WRITTEN PROBLEM 1 —
From the article on Thomas Goldstein's poker winnings, translate this sentence into Spanish: "Reports indicate the case centers on whether these discrepancies were deliberate."
WRITTEN PROBLEM 2 —
According to the article on Thomas Goldstein's poker winnings, what did Goldstein blame his tax filing problems on?

PROVIDED TEXT —
——————
Thomas Goldstein, a seasoned attorney previously practicing before the US Supreme Court, stands accused of intentionally underreporting millions in poker winnings. Authorities allege that his involvement in high-stakes gambling compromised his professional integrity and led to legal violations.

Goldstein Claims Errors Were Unintentional

During a hearing, Goldstein testified in his defense, admitting to errors but firmly denying any criminal intent. He took responsibility for not scrutinizing his tax filings and his former law firm’s finances diligently, attributing the issues to misplaced trust in his financial advisors rather than a scheme to evade taxes.

“That’s my responsibility. I may have to bear consequences for a long time, but that is different from committing a crime.”

Thomas Goldstein

Prosecutors, however, contend that Goldstein failed to disclose substantial gambling earnings over several years despite maintaining an expensive lifestyle marked by lavish travel, luxury cars, and high-end homes. They assert that investor contributions helped bankroll his poker ventures in exchange for profit shares, creating financial flows that were not transparently reported.

Reports indicate the case centers on whether these discrepancies were deliberate. Prosecutors point to financial documents revealing how funds were routed through Goldstein’s firm in ways that obscured their source. They also accuse him of providing false information on mortgage applications and mischaracterizing poker earnings as loans rather than taxable income.
——————
Element location listings
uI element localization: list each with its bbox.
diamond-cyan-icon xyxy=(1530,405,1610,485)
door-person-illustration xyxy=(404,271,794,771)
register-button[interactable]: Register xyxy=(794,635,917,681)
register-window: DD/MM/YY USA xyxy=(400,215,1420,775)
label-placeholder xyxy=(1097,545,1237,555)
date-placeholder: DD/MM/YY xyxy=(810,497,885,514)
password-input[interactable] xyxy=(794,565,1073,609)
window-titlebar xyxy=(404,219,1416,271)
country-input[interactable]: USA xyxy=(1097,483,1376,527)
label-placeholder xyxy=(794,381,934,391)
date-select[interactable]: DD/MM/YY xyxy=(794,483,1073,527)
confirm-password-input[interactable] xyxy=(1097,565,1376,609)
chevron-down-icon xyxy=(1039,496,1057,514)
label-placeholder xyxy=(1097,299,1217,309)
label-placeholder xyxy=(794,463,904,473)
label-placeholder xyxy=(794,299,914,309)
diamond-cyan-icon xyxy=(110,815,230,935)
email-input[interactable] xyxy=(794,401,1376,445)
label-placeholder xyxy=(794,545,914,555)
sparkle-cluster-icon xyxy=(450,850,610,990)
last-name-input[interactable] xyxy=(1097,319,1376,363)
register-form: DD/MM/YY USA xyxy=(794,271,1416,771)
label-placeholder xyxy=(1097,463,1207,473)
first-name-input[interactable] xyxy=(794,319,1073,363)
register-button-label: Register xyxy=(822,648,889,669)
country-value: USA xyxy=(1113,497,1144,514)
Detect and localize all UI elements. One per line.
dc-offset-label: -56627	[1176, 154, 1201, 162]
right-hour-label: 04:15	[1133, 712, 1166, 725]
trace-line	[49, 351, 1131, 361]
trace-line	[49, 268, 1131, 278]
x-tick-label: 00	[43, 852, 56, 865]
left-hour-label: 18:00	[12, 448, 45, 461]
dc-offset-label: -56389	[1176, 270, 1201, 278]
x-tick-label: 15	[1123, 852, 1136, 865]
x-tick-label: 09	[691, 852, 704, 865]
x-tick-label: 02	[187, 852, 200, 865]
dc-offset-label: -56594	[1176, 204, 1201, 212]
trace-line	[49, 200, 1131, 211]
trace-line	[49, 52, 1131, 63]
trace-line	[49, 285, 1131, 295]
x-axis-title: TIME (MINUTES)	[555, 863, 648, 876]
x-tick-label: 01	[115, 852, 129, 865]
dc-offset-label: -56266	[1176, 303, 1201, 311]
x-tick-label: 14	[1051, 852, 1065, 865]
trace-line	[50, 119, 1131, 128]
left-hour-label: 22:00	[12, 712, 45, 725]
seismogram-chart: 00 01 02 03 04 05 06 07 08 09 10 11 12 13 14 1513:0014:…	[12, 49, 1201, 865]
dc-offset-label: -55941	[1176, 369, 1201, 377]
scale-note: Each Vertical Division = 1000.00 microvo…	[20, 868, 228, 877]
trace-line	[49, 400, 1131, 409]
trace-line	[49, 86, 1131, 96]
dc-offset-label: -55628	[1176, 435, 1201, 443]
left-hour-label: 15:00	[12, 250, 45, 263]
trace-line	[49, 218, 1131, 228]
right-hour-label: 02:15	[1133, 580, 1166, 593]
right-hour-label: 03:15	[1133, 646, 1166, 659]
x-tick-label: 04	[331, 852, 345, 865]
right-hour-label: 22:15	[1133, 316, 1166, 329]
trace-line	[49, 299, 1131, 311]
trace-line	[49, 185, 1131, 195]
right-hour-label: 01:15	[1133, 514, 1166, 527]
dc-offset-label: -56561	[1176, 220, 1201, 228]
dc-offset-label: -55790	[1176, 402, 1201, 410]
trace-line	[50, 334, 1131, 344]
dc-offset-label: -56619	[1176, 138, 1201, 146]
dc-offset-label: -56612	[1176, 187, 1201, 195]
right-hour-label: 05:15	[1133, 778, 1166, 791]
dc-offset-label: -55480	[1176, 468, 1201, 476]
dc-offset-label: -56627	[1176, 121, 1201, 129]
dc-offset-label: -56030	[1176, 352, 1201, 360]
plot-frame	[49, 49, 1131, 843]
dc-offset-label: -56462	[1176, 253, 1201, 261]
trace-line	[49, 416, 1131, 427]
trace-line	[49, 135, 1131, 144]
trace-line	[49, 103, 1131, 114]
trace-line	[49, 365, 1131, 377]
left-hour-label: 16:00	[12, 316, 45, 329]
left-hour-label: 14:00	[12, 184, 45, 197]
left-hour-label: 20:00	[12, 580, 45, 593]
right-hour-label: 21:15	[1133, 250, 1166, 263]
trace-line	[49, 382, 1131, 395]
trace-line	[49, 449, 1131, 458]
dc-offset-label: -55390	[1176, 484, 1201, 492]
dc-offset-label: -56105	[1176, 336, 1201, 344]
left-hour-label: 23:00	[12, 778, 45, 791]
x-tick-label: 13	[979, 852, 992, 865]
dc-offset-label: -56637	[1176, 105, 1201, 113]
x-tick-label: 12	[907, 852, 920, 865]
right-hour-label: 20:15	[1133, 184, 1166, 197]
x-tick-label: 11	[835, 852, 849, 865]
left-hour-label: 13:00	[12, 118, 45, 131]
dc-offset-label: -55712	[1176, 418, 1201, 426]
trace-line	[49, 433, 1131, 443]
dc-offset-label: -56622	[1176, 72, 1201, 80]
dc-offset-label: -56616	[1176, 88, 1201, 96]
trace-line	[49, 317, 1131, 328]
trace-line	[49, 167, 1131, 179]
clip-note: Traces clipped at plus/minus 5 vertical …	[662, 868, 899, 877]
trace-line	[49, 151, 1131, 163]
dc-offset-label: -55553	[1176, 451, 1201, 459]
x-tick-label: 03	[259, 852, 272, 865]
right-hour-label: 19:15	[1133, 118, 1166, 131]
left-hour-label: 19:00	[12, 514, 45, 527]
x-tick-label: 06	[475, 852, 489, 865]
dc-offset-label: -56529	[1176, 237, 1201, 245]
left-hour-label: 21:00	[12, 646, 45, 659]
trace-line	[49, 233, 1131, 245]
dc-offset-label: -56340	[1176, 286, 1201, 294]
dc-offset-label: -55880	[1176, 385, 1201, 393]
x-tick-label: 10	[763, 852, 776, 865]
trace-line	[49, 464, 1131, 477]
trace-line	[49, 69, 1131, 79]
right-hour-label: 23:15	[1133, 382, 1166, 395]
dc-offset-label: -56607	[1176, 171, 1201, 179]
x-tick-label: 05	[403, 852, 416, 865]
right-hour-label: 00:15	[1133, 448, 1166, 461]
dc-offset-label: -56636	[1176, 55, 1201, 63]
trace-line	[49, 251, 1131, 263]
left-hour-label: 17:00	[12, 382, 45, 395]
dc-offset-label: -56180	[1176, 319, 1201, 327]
——————
FULL OUTPUT 1 —
Los informes indican que el caso se centra en si estas discrepancias fueron deliberadas.

FULL OUTPUT 2 —
He blamed misplaced trust in his financial advisors, not a scheme to evade taxes.